■ AIM OF THE EXERCISE ■
Please give the entries starting at the line that contains "cell-g3 (98, 108, 112, 122)" and ending at the line that contains "chess-board: ♜♞♝♛♚♝♞♜♟♟♟♟♟♟♟♟♟♟♟♟♟♟♟♟♜♞♝♛♚♝♞♜ (11, 29, 131, 168)" as a Markdown table with the columns Row and Line. Number each row and leave out any blank lines.
§ §
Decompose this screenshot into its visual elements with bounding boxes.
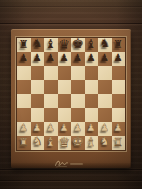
cell-g3 (98, 108, 112, 122)
board-inner-border: ♜♞♝♛♚♝♞♜♟♟♟♟♟♟♟♟♟♟♟♟♟♟♟♟♜♞♝♛♚♝♞♜ (17, 38, 125, 150)
cell-d7: ♟ (58, 52, 72, 66)
cell-g4 (98, 94, 112, 108)
cell-a6 (17, 66, 31, 80)
piece-black-rook-h8[interactable]: ♜ (113, 39, 123, 50)
piece-white-pawn-d2[interactable]: ♟ (60, 123, 69, 133)
cell-e8: ♚ (71, 38, 85, 52)
cell-h7: ♟ (112, 52, 126, 66)
cell-e5 (71, 80, 85, 94)
cell-e6 (71, 66, 85, 80)
cell-g5 (98, 80, 112, 94)
cell-g6 (98, 66, 112, 80)
cell-a3 (17, 108, 31, 122)
cell-h6 (112, 66, 126, 80)
cell-c6 (44, 66, 58, 80)
cell-a8: ♜ (17, 38, 31, 52)
chess-board: ♜♞♝♛♚♝♞♜♟♟♟♟♟♟♟♟♟♟♟♟♟♟♟♟♜♞♝♛♚♝♞♜ (11, 29, 131, 168)
piece-white-bishop-c1[interactable]: ♝ (45, 136, 56, 148)
piece-black-pawn-g7[interactable]: ♟ (100, 53, 109, 63)
piece-white-pawn-g2[interactable]: ♟ (100, 123, 109, 133)
cell-h2: ♟ (112, 122, 126, 136)
piece-black-pawn-b7[interactable]: ♟ (33, 53, 42, 63)
piece-black-pawn-a7[interactable]: ♟ (19, 53, 28, 63)
floor-plank-seam (0, 23, 142, 24)
cell-c8: ♝ (44, 38, 58, 52)
cell-d8: ♛ (58, 38, 72, 52)
piece-black-pawn-d7[interactable]: ♟ (60, 53, 69, 63)
piece-white-knight-g1[interactable]: ♞ (100, 136, 110, 148)
piece-white-pawn-f2[interactable]: ♟ (87, 123, 96, 133)
board-side-edge (11, 163, 131, 168)
cell-a5 (17, 80, 31, 94)
cell-a2: ♟ (17, 122, 31, 136)
piece-black-king-e8[interactable]: ♚ (72, 37, 84, 51)
cell-f3 (85, 108, 99, 122)
cell-d3 (58, 108, 72, 122)
cell-b8: ♞ (31, 38, 45, 52)
piece-white-queen-d1[interactable]: ♛ (58, 136, 70, 149)
cell-b4 (31, 94, 45, 108)
cell-h5 (112, 80, 126, 94)
cell-e1: ♚ (71, 136, 85, 150)
cell-b5 (31, 80, 45, 94)
cell-a7: ♟ (17, 52, 31, 66)
cell-f8: ♝ (85, 38, 99, 52)
cell-g7: ♟ (98, 52, 112, 66)
piece-black-pawn-h7[interactable]: ♟ (114, 53, 123, 63)
piece-white-bishop-f1[interactable]: ♝ (86, 136, 97, 148)
cell-d5 (58, 80, 72, 94)
floor-plank-seam (0, 180, 142, 181)
cell-h1: ♜ (112, 136, 126, 150)
piece-black-knight-g8[interactable]: ♞ (100, 38, 110, 50)
cell-c3 (44, 108, 58, 122)
cell-a1: ♜ (17, 136, 31, 150)
cell-c4 (44, 94, 58, 108)
cell-h4 (112, 94, 126, 108)
cell-b6 (31, 66, 45, 80)
piece-white-knight-b1[interactable]: ♞ (32, 136, 42, 148)
cell-e4 (71, 94, 85, 108)
cell-a4 (17, 94, 31, 108)
cell-e3 (71, 108, 85, 122)
piece-white-pawn-e2[interactable]: ♟ (73, 123, 82, 133)
cell-c5 (44, 80, 58, 94)
floor-plank-seam (0, 6, 142, 7)
cell-c7: ♟ (44, 52, 58, 66)
cell-b3 (31, 108, 45, 122)
cell-g8: ♞ (98, 38, 112, 52)
cell-f6 (85, 66, 99, 80)
cell-d1: ♛ (58, 136, 72, 150)
piece-white-king-e1[interactable]: ♚ (72, 135, 84, 149)
cell-d6 (58, 66, 72, 80)
cell-h3 (112, 108, 126, 122)
piece-black-rook-a8[interactable]: ♜ (19, 39, 29, 50)
cell-f1: ♝ (85, 136, 99, 150)
piece-black-bishop-f8[interactable]: ♝ (86, 38, 97, 50)
board-pieces: ♜♞♝♛♚♝♞♜♟♟♟♟♟♟♟♟♟♟♟♟♟♟♟♟♜♞♝♛♚♝♞♜ (17, 38, 125, 150)
cell-b7: ♟ (31, 52, 45, 66)
cell-e7: ♟ (71, 52, 85, 66)
photo-scene: ♜♞♝♛♚♝♞♜♟♟♟♟♟♟♟♟♟♟♟♟♟♟♟♟♜♞♝♛♚♝♞♜ (0, 0, 142, 189)
cell-g1: ♞ (98, 136, 112, 150)
piece-black-pawn-c7[interactable]: ♟ (46, 53, 55, 63)
piece-black-knight-b8[interactable]: ♞ (32, 38, 42, 50)
cell-d4 (58, 94, 72, 108)
piece-black-pawn-e7[interactable]: ♟ (73, 53, 82, 63)
cell-h8: ♜ (112, 38, 126, 52)
piece-white-pawn-a2[interactable]: ♟ (19, 123, 28, 133)
piece-white-pawn-h2[interactable]: ♟ (114, 123, 123, 133)
cell-b1: ♞ (31, 136, 45, 150)
cell-f7: ♟ (85, 52, 99, 66)
piece-black-pawn-f7[interactable]: ♟ (87, 53, 96, 63)
cell-f2: ♟ (85, 122, 99, 136)
cell-f5 (85, 80, 99, 94)
cell-c2: ♟ (44, 122, 58, 136)
piece-white-pawn-c2[interactable]: ♟ (46, 123, 55, 133)
piece-white-pawn-b2[interactable]: ♟ (33, 123, 42, 133)
cell-c1: ♝ (44, 136, 58, 150)
cell-f4 (85, 94, 99, 108)
piece-white-rook-a1[interactable]: ♜ (19, 137, 29, 148)
piece-black-queen-d8[interactable]: ♛ (58, 38, 70, 51)
piece-black-bishop-c8[interactable]: ♝ (45, 38, 56, 50)
piece-white-rook-h1[interactable]: ♜ (113, 137, 123, 148)
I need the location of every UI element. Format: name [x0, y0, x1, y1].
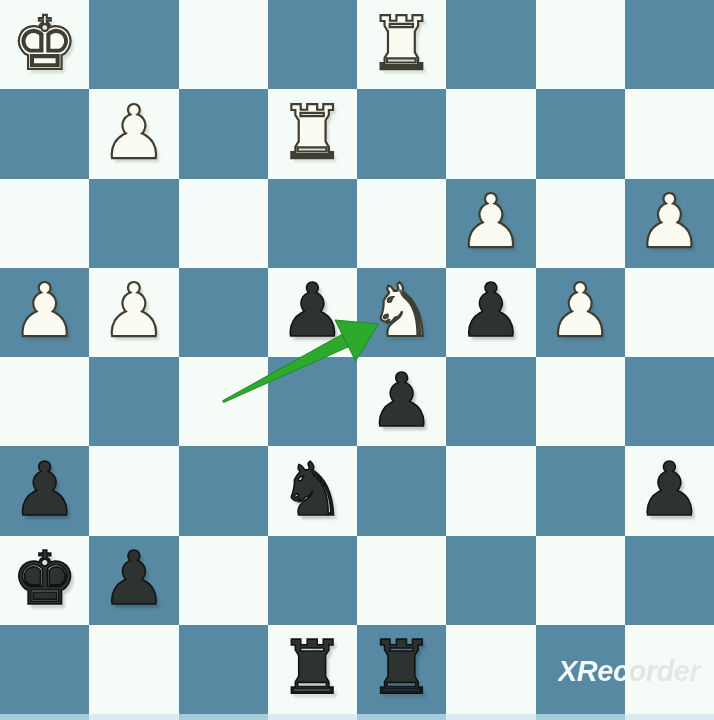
square-g4[interactable] — [536, 357, 625, 446]
square-e6[interactable] — [357, 179, 446, 268]
piece-black-pawn[interactable]: ♟ — [458, 273, 524, 347]
bottom-strip-cell — [446, 714, 535, 720]
square-b6[interactable] — [89, 179, 178, 268]
square-f3[interactable] — [446, 446, 535, 535]
square-a8[interactable]: ♚ — [0, 0, 89, 89]
square-a7[interactable] — [0, 89, 89, 178]
square-a3[interactable]: ♟ — [0, 446, 89, 535]
square-d8[interactable] — [268, 0, 357, 89]
square-b8[interactable] — [89, 0, 178, 89]
square-d3[interactable]: ♞ — [268, 446, 357, 535]
square-e2[interactable] — [357, 536, 446, 625]
square-a1[interactable] — [0, 625, 89, 714]
square-c8[interactable] — [179, 0, 268, 89]
square-g6[interactable] — [536, 179, 625, 268]
square-g5[interactable]: ♟ — [536, 268, 625, 357]
bottom-strip-cell — [536, 714, 625, 720]
piece-black-rook[interactable]: ♜ — [368, 630, 434, 704]
square-h1[interactable] — [625, 625, 714, 714]
square-e3[interactable] — [357, 446, 446, 535]
square-e1[interactable]: ♜ — [357, 625, 446, 714]
square-h2[interactable] — [625, 536, 714, 625]
square-a6[interactable] — [0, 179, 89, 268]
square-a5[interactable]: ♟ — [0, 268, 89, 357]
square-c7[interactable] — [179, 89, 268, 178]
square-f2[interactable] — [446, 536, 535, 625]
square-c6[interactable] — [179, 179, 268, 268]
square-f5[interactable]: ♟ — [446, 268, 535, 357]
square-c5[interactable] — [179, 268, 268, 357]
square-c3[interactable] — [179, 446, 268, 535]
square-f6[interactable]: ♟ — [446, 179, 535, 268]
square-h5[interactable] — [625, 268, 714, 357]
square-d2[interactable] — [268, 536, 357, 625]
square-d4[interactable] — [268, 357, 357, 446]
bottom-strip-cell — [179, 714, 268, 720]
square-a2[interactable]: ♚ — [0, 536, 89, 625]
bottom-strip-cell — [625, 714, 714, 720]
piece-white-pawn[interactable]: ♟ — [101, 273, 167, 347]
piece-black-pawn[interactable]: ♟ — [279, 273, 345, 347]
piece-white-rook[interactable]: ♜ — [279, 95, 345, 169]
piece-white-pawn[interactable]: ♟ — [636, 184, 702, 258]
square-c2[interactable] — [179, 536, 268, 625]
piece-white-pawn[interactable]: ♟ — [101, 95, 167, 169]
piece-black-knight[interactable]: ♞ — [279, 452, 345, 526]
square-b3[interactable] — [89, 446, 178, 535]
chess-board[interactable]: ♚♜♟♜♟♟♟♟♟♞♟♟♟♟♞♟♚♟♜♜ — [0, 0, 714, 714]
square-h4[interactable] — [625, 357, 714, 446]
square-f7[interactable] — [446, 89, 535, 178]
square-d7[interactable]: ♜ — [268, 89, 357, 178]
piece-white-king[interactable]: ♚ — [11, 6, 77, 80]
piece-white-pawn[interactable]: ♟ — [458, 184, 524, 258]
square-d5[interactable]: ♟ — [268, 268, 357, 357]
square-e7[interactable] — [357, 89, 446, 178]
bottom-strip-cell — [357, 714, 446, 720]
square-e8[interactable]: ♜ — [357, 0, 446, 89]
square-b1[interactable] — [89, 625, 178, 714]
screen: ♚♜♟♜♟♟♟♟♟♞♟♟♟♟♞♟♚♟♜♜ XRecorder — [0, 0, 714, 720]
piece-black-pawn[interactable]: ♟ — [11, 452, 77, 526]
square-g1[interactable] — [536, 625, 625, 714]
square-c1[interactable] — [179, 625, 268, 714]
square-f1[interactable] — [446, 625, 535, 714]
square-f8[interactable] — [446, 0, 535, 89]
square-d1[interactable]: ♜ — [268, 625, 357, 714]
square-f4[interactable] — [446, 357, 535, 446]
piece-black-king[interactable]: ♚ — [11, 541, 77, 615]
piece-white-knight[interactable]: ♞ — [368, 273, 434, 347]
bottom-strip — [0, 714, 714, 720]
square-g8[interactable] — [536, 0, 625, 89]
piece-white-pawn[interactable]: ♟ — [11, 273, 77, 347]
square-g7[interactable] — [536, 89, 625, 178]
square-b5[interactable]: ♟ — [89, 268, 178, 357]
square-h8[interactable] — [625, 0, 714, 89]
square-e4[interactable]: ♟ — [357, 357, 446, 446]
square-b7[interactable]: ♟ — [89, 89, 178, 178]
piece-black-pawn[interactable]: ♟ — [636, 452, 702, 526]
square-a4[interactable] — [0, 357, 89, 446]
piece-black-pawn[interactable]: ♟ — [101, 541, 167, 615]
square-h7[interactable] — [625, 89, 714, 178]
square-h3[interactable]: ♟ — [625, 446, 714, 535]
square-h6[interactable]: ♟ — [625, 179, 714, 268]
piece-white-pawn[interactable]: ♟ — [547, 273, 613, 347]
square-c4[interactable] — [179, 357, 268, 446]
piece-black-rook[interactable]: ♜ — [279, 630, 345, 704]
square-b2[interactable]: ♟ — [89, 536, 178, 625]
square-g3[interactable] — [536, 446, 625, 535]
square-e5[interactable]: ♞ — [357, 268, 446, 357]
square-b4[interactable] — [89, 357, 178, 446]
piece-white-rook[interactable]: ♜ — [368, 6, 434, 80]
bottom-strip-cell — [89, 714, 178, 720]
square-g2[interactable] — [536, 536, 625, 625]
piece-black-pawn[interactable]: ♟ — [368, 363, 434, 437]
bottom-strip-cell — [268, 714, 357, 720]
bottom-strip-cell — [0, 714, 89, 720]
square-d6[interactable] — [268, 179, 357, 268]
§ §
■ CORRECT ANSWER ■
| Row | Line |
|---|---|
| 1 | cell-g3 (98, 108, 112, 122) |
| 2 | board-inner-border: ♜♞♝♛♚♝♞♜♟♟♟♟♟♟♟♟♟♟♟♟♟♟♟♟♜♞♝♛♚♝♞♜ (17, 38, 125, 150) |
| 3 | cell-d7: ♟ (58, 52, 72, 66) |
| 4 | cell-g4 (98, 94, 112, 108) |
| 5 | cell-a6 (17, 66, 31, 80) |
| 6 | piece-black-rook-h8[interactable]: ♜ (113, 39, 123, 50) |
| 7 | piece-white-pawn-d2[interactable]: ♟ (60, 123, 69, 133) |
| 8 | cell-e8: ♚ (71, 38, 85, 52) |
| 9 | cell-h7: ♟ (112, 52, 126, 66) |
| 10 | cell-e5 (71, 80, 85, 94) |
| 11 | cell-e6 (71, 66, 85, 80) |
| 12 | cell-g5 (98, 80, 112, 94) |
| 13 | cell-g6 (98, 66, 112, 80) |
| 14 | cell-a3 (17, 108, 31, 122) |
| 15 | cell-h6 (112, 66, 126, 80) |
| 16 | cell-c6 (44, 66, 58, 80) |
| 17 | cell-a8: ♜ (17, 38, 31, 52) |
| 18 | chess-board: ♜♞♝♛♚♝♞♜♟♟♟♟♟♟♟♟♟♟♟♟♟♟♟♟♜♞♝♛♚♝♞♜ (11, 29, 131, 168) |